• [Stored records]
.....

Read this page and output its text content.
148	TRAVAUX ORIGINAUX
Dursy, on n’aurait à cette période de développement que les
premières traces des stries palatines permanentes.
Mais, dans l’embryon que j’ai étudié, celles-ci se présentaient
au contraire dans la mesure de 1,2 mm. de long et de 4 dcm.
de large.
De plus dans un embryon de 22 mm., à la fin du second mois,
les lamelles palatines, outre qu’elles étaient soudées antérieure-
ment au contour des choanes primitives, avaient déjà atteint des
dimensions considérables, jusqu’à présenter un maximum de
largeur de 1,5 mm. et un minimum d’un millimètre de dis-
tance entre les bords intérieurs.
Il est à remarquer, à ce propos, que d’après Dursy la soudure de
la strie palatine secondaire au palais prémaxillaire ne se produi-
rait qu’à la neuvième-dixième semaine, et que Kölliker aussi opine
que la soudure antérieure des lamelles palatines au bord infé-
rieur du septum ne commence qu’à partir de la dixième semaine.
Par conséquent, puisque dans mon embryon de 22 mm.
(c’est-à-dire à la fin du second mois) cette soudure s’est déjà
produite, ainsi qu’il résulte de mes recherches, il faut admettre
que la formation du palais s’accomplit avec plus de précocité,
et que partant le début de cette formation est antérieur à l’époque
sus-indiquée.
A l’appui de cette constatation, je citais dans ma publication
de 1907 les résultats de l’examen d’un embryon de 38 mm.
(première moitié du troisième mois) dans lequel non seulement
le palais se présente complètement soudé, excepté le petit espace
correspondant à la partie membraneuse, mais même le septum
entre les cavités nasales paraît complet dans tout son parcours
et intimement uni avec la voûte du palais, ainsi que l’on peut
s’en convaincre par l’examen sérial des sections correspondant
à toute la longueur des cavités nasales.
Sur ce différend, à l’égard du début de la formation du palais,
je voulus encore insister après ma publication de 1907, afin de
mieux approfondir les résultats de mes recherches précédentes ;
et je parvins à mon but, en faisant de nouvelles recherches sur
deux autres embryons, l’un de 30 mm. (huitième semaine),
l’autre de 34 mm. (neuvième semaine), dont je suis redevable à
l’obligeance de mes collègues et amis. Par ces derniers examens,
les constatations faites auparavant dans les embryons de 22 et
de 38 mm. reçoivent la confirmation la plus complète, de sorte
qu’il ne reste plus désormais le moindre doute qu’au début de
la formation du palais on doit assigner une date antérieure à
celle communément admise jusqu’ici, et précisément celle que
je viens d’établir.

.....

• [Aim of the task]
Reproduce the material above without altering a single character.

• [Task result]
Read this page and output its text content.
148	TRAVAUX ORIGINAUX
Dursy, on n’aurait à cette période de développement que les
premières traces des stries palatines permanentes.
Mais, dans l’embryon que j’ai étudié, celles-ci se présentaient
au contraire dans la mesure de 1,2 mm. de long et de 4 dcm.
de large.
De plus dans un embryon de 22 mm., à la fin du second mois,
les lamelles palatines, outre qu’elles étaient soudées antérieure-
ment au contour des choanes primitives, avaient déjà atteint des
dimensions considérables, jusqu’à présenter un maximum de
largeur de 1,5 mm. et un minimum d’un millimètre de dis-
tance entre les bords intérieurs.
Il est à remarquer, à ce propos, que d’après Dursy la soudure de
la strie palatine secondaire au palais prémaxillaire ne se produi-
rait qu’à la neuvième-dixième semaine, et que Kölliker aussi opine
que la soudure antérieure des lamelles palatines au bord infé-
rieur du septum ne commence qu’à partir de la dixième semaine.
Par conséquent, puisque dans mon embryon de 22 mm.
(c’est-à-dire à la fin du second mois) cette soudure s’est déjà
produite, ainsi qu’il résulte de mes recherches, il faut admettre
que la formation du palais s’accomplit avec plus de précocité,
et que partant le début de cette formation est antérieur à l’époque
sus-indiquée.
A l’appui de cette constatation, je citais dans ma publication
de 1907 les résultats de l’examen d’un embryon de 38 mm.
(première moitié du troisième mois) dans lequel non seulement
le palais se présente complètement soudé, excepté le petit espace
correspondant à la partie membraneuse, mais même le septum
entre les cavités nasales paraît complet dans tout son parcours
et intimement uni avec la voûte du palais, ainsi que l’on peut
s’en convaincre par l’examen sérial des sections correspondant
à toute la longueur des cavités nasales.
Sur ce différend, à l’égard du début de la formation du palais,
je voulus encore insister après ma publication de 1907, afin de
mieux approfondir les résultats de mes recherches précédentes ;
et je parvins à mon but, en faisant de nouvelles recherches sur
deux autres embryons, l’un de 30 mm. (huitième semaine),
l’autre de 34 mm. (neuvième semaine), dont je suis redevable à
l’obligeance de mes collègues et amis. Par ces derniers examens,
les constatations faites auparavant dans les embryons de 22 et
de 38 mm. reçoivent la confirmation la plus complète, de sorte
qu’il ne reste plus désormais le moindre doute qu’au début de
la formation du palais on doit assigner une date antérieure à
celle communément admise jusqu’ici, et précisément celle que
je viens d’établir.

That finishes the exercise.